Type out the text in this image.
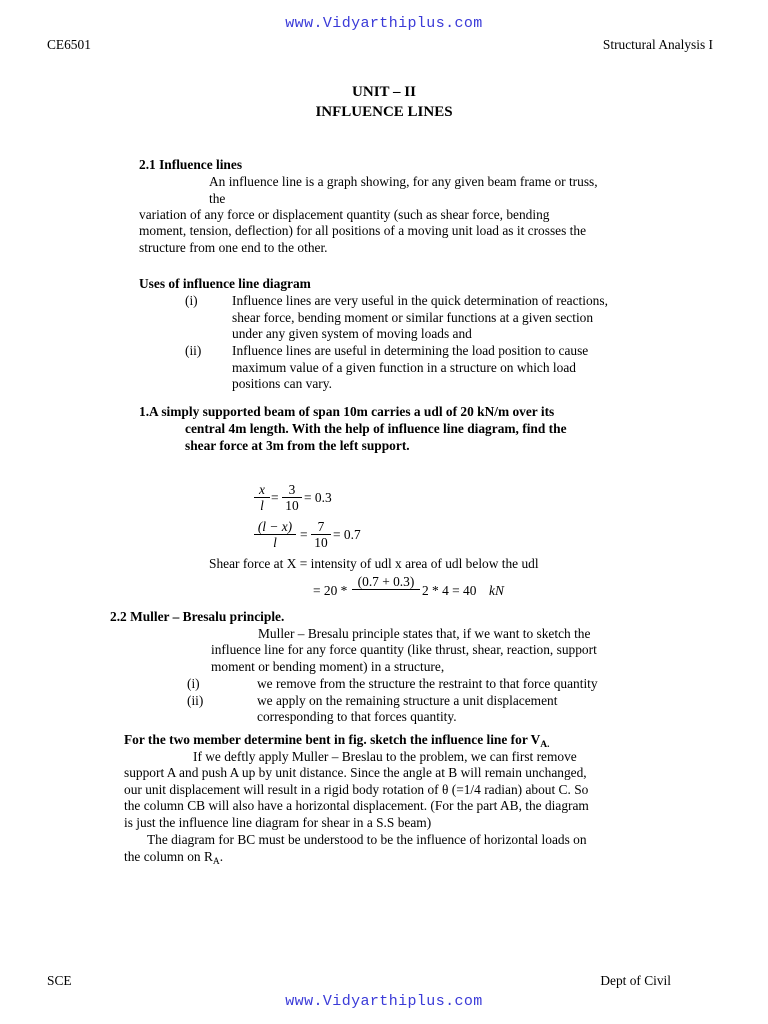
www.Vidyarthiplus.com
CE6501	Structural Analysis I
UNIT – II
INFLUENCE LINES
2.1 Influence lines
An influence line is a graph showing, for any given beam frame or truss,
the
variation of any force or displacement quantity (such as shear force, bending
moment, tension, deflection) for all positions of a moving unit load as it crosses the
structure from one end to the other.
Uses of influence line diagram
(i)	Influence lines are very useful in the quick determination of reactions,
shear force, bending moment or similar functions at a given section
under any given system of moving loads and
(ii) Influence lines are useful in determining the load position to cause
maximum value of a given function in a structure on which load
positions can vary.
1.A simply supported beam of span 10m carries a udl of 20 kN/m over its
central 4m length. With the help of influence line diagram, find the
shear force at 3m from the left support.
$\frac{x}{l} = \frac{3}{10} = 0.3$
$\frac{(l - x)}{l} = \frac{7}{10} = 0.7$
Shear force at X = intensity of udl x area of udl below the udl
= 20 *
(0.7 + 0.3)
2 * 4 = 40 kN
2.2 Muller – Bresalu principle.
Muller – Bresalu principle states that, if we want to sketch the
influence line for any force quantity (like thrust, shear, reaction, support
moment or bending moment) in a structure,
(i)	we remove from the structure the restraint to that force quantity
(ii)	we apply on the remaining structure a unit displacement
corresponding to that forces quantity.
For the two member determine bent in fig. sketch the influence line for $V_{A.}$
If we deftly apply Muller – Breslau to the problem, we can first remove
support A and push A up by unit distance. Since the angle at B will remain unchanged,
our unit displacement will result in a rigid body rotation of θ (=1/4 radian) about C. So
the column CB will also have a horizontal displacement. (For the part AB, the diagram
is just the influence line diagram for shear in a S.S beam)
The diagram for BC must be understood to be the influence of horizontal loads on
the column on $R_A$.
SCE	Dept of Civil
www.Vidyarthiplus.com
------
To be done – Your task is to return the entries above exactly, with no pictures.

Written solution –
Type out the text in this image.
www.Vidyarthiplus.com
CE6501	Structural Analysis I
UNIT – II
INFLUENCE LINES
2.1 Influence lines
An influence line is a graph showing, for any given beam frame or truss,
the
variation of any force or displacement quantity (such as shear force, bending
moment, tension, deflection) for all positions of a moving unit load as it crosses the
structure from one end to the other.
Uses of influence line diagram
(i)	Influence lines are very useful in the quick determination of reactions,
shear force, bending moment or similar functions at a given section
under any given system of moving loads and
(ii) Influence lines are useful in determining the load position to cause
maximum value of a given function in a structure on which load
positions can vary.
1.A simply supported beam of span 10m carries a udl of 20 kN/m over its
central 4m length. With the help of influence line diagram, find the
shear force at 3m from the left support.
$\frac{x}{l} = \frac{3}{10} = 0.3$
$\frac{(l - x)}{l} = \frac{7}{10} = 0.7$
Shear force at X = intensity of udl x area of udl below the udl
= 20 *
(0.7 + 0.3)
2 * 4 = 40 kN
2.2 Muller – Bresalu principle.
Muller – Bresalu principle states that, if we want to sketch the
influence line for any force quantity (like thrust, shear, reaction, support
moment or bending moment) in a structure,
(i)	we remove from the structure the restraint to that force quantity
(ii)	we apply on the remaining structure a unit displacement
corresponding to that forces quantity.
For the two member determine bent in fig. sketch the influence line for $V_{A.}$
If we deftly apply Muller – Breslau to the problem, we can first remove
support A and push A up by unit distance. Since the angle at B will remain unchanged,
our unit displacement will result in a rigid body rotation of θ (=1/4 radian) about C. So
the column CB will also have a horizontal displacement. (For the part AB, the diagram
is just the influence line diagram for shear in a S.S beam)
The diagram for BC must be understood to be the influence of horizontal loads on
the column on $R_A$.
SCE	Dept of Civil
www.Vidyarthiplus.com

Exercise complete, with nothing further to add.